**REQUEST**
Will you transcribe the entries that follow, exactly and in full?

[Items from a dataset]
_____

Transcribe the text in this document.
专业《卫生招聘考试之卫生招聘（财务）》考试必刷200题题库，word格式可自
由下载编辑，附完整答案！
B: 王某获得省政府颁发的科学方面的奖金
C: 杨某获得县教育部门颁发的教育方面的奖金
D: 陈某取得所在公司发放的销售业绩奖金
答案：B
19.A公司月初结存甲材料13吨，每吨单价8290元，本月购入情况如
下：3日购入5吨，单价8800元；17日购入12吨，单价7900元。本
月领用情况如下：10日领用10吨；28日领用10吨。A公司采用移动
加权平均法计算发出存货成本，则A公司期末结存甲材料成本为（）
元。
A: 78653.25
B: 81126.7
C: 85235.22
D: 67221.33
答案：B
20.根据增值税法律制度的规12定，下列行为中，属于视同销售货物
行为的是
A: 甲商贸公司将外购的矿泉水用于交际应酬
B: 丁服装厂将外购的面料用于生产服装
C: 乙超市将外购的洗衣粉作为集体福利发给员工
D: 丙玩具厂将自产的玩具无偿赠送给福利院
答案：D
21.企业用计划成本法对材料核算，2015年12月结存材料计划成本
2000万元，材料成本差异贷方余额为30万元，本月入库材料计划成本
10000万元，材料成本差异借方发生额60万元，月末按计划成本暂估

_____

**EXERCISE OUTPUT**
Transcribe the text in this document.
专业《卫生招聘考试之卫生招聘（财务）》考试必刷200题题库，word格式可自
由下载编辑，附完整答案！
B: 王某获得省政府颁发的科学方面的奖金
C: 杨某获得县教育部门颁发的教育方面的奖金
D: 陈某取得所在公司发放的销售业绩奖金
答案：B
19.A公司月初结存甲材料13吨，每吨单价8290元，本月购入情况如
下：3日购入5吨，单价8800元；17日购入12吨，单价7900元。本
月领用情况如下：10日领用10吨；28日领用10吨。A公司采用移动
加权平均法计算发出存货成本，则A公司期末结存甲材料成本为（）
元。
A: 78653.25
B: 81126.7
C: 85235.22
D: 67221.33
答案：B
20.根据增值税法律制度的规12定，下列行为中，属于视同销售货物
行为的是
A: 甲商贸公司将外购的矿泉水用于交际应酬
B: 丁服装厂将外购的面料用于生产服装
C: 乙超市将外购的洗衣粉作为集体福利发给员工
D: 丙玩具厂将自产的玩具无偿赠送给福利院
答案：D
21.企业用计划成本法对材料核算，2015年12月结存材料计划成本
2000万元，材料成本差异贷方余额为30万元，本月入库材料计划成本
10000万元，材料成本差异借方发生额60万元，月末按计划成本暂估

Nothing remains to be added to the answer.